*** Text for analysis ***
On Sat, Feb 27, 2021 at 4:11 PM Jeffrey Brace via vcf-midatlantic <vcf-midatlantic@lists.vcfed.org> wrote:
OK. An update Andy looked at the printers that we have. A DEC Writer III seemed the best candidate, but it needs repair beyond our ability to fix.
I haven't fired up any of my wide-carriage printers in a long, long time, probably more than 15 years. It doesn't help the deadline, but the DECwriter III is a fine candidate for overhaul on a repair day. They did break back in the day, but they were very repairable. My other favorite low-end DEC printer is the LA-180. It's parallel but shouldn't be hard to drive from a PC parallel port (even a USB parallel port), but it _might_ take a few inverters on the handshaking or status lines (I don't remember the Dataproducts signals off the top of my head, but there was an ASCII-art file on Usenet for how to hook a lineprinter up to a PC with some 7404s in it). One thing about the DEC mechanisms I wanted to mention given the season - I used to have my LA180 in an unheated basement in the 80s and it did _not_ like printing in cold weather. It would blow motor fuses. Printed just fine above +60F. Did _not_ work below about +50F. If it's too cold for you, it's too cold for the printer.
*** End of Text for analysis ***
*** Data excerpts ***
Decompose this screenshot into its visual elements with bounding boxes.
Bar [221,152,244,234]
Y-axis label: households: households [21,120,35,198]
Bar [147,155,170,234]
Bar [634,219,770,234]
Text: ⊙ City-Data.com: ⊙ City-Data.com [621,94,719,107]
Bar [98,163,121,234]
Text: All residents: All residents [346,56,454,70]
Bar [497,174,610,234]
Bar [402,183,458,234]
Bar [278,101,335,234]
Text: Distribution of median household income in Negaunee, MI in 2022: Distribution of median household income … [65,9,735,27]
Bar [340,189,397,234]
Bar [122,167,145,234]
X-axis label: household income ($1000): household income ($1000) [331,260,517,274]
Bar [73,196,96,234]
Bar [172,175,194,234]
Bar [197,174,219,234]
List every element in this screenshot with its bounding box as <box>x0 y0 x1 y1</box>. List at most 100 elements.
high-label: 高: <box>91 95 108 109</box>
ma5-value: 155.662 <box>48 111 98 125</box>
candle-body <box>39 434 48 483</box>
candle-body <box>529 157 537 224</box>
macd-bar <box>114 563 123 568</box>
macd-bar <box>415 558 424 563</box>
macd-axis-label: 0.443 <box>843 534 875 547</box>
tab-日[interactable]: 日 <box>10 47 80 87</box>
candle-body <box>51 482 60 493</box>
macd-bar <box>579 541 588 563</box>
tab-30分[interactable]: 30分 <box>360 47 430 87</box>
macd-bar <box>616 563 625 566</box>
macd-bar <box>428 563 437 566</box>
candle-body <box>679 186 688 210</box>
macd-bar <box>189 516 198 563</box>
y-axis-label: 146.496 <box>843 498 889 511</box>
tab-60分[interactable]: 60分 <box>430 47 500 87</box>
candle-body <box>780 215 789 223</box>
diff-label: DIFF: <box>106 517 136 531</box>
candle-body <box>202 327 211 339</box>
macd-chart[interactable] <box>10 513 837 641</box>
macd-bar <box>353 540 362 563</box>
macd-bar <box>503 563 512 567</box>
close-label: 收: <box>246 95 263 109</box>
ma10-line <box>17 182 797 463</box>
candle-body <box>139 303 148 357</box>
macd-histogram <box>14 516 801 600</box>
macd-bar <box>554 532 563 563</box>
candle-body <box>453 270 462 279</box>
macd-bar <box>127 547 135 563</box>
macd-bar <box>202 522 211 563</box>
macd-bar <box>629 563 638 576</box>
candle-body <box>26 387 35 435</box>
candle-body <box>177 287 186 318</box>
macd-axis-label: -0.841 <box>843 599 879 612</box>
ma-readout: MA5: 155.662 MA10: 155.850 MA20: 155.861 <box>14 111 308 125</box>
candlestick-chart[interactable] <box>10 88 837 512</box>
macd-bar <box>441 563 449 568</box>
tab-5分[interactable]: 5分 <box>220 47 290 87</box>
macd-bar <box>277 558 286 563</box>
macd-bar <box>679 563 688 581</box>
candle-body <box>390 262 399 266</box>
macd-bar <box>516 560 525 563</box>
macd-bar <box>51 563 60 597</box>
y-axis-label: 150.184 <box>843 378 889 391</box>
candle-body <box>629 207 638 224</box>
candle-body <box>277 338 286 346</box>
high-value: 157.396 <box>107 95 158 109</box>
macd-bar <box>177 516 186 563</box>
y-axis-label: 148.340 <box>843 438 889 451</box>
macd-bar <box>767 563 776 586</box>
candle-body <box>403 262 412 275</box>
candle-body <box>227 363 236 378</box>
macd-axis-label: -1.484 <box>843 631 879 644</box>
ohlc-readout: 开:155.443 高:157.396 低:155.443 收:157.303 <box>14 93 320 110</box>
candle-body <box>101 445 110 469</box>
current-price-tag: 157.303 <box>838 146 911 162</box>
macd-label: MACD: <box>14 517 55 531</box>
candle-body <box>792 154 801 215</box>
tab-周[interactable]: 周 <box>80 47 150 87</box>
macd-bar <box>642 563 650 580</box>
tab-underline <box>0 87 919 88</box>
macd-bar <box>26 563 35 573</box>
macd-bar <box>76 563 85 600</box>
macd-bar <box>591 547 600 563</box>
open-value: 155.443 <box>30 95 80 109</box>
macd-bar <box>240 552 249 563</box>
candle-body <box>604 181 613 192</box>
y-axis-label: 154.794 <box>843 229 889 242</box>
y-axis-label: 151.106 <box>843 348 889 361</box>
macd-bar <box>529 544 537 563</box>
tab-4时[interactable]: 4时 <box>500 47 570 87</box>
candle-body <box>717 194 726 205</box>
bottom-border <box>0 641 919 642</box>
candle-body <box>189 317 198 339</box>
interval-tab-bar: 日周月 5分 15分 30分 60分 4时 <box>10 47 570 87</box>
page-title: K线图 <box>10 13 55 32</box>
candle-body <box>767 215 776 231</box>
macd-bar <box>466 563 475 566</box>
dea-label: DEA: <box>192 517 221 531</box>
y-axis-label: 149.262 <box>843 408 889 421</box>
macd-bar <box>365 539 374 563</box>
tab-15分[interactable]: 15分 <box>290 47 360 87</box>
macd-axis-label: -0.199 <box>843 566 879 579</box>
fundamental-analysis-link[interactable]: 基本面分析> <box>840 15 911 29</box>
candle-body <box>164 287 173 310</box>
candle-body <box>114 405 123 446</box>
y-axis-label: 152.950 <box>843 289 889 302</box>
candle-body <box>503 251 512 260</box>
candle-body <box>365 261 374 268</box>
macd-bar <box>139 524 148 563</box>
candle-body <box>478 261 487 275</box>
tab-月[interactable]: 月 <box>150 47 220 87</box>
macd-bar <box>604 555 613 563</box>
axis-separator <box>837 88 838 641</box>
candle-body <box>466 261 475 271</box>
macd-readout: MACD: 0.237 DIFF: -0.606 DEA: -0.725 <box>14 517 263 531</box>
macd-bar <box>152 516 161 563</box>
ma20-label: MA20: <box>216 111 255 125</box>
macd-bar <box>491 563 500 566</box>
*** End of Data excerpts ***
Parts of the exercise ::
[1] Rewrite the part of the message about DEC printers that begins at the words "On Sat, Feb" and stops after "ability to fix.", replacing "best candidate" with "strongest candidate".
[2] In the message about DEC printers, what did the LA180 blow when printing in cold weather?

Written answers ::
[1]
On Sat, Feb 27, 2021 at 4:11 PM Jeffrey Brace via vcf-midatlantic <vcf-midatlantic@lists.vcfed.org> wrote:
OK. An update Andy looked at the printers that we have. A DEC Writer III seemed the strongest candidate, but it needs repair beyond our ability to fix.

[2] Motor fuses.